### Work instructions
Your answer needs to include each line of the records in which the string "this" can be found.

### Input data
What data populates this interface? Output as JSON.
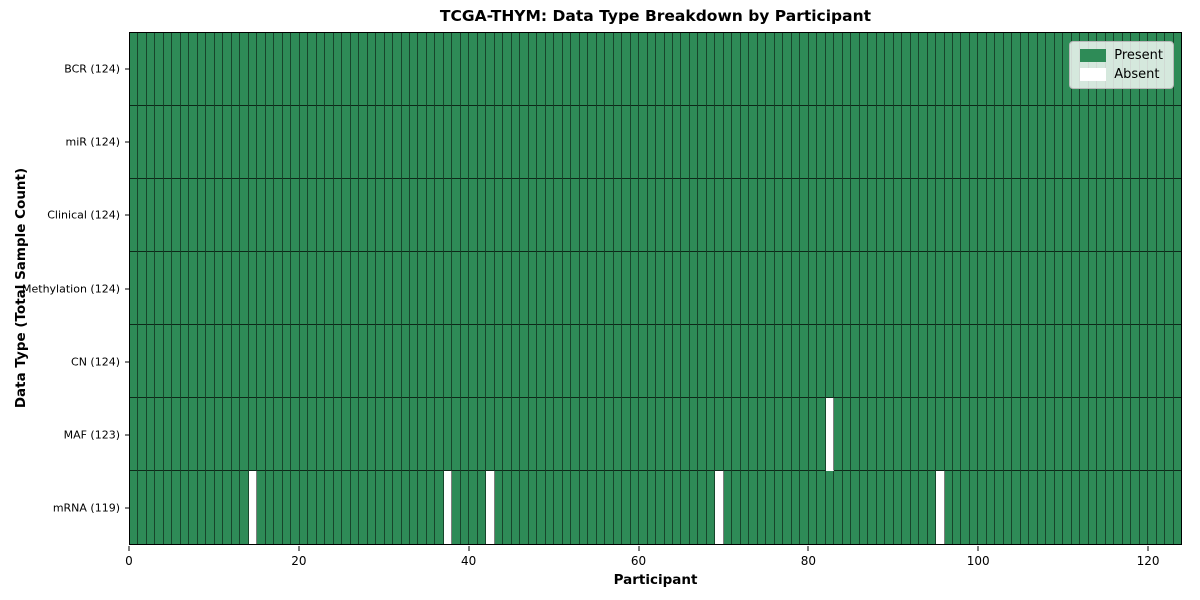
* * *
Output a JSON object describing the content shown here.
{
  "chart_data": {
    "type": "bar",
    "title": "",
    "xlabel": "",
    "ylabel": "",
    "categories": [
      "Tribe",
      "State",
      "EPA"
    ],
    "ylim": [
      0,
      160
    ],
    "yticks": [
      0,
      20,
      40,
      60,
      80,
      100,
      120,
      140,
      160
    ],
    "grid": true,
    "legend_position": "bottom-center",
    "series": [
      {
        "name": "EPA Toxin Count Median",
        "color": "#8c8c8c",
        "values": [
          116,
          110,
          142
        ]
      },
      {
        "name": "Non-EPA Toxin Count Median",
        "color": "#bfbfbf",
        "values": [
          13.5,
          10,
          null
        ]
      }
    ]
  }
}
--
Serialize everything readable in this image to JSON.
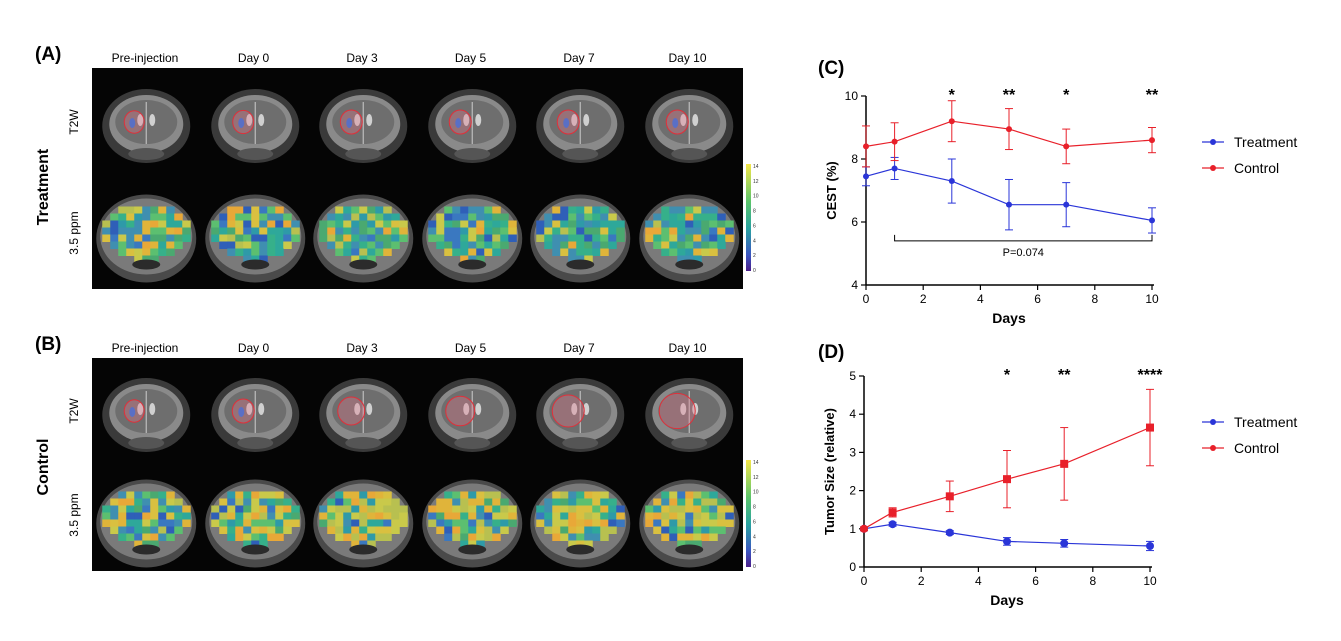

### Answer to the exercise
What data populates this interface? Output as JSON.
Serialize everything readable in this image to JSON.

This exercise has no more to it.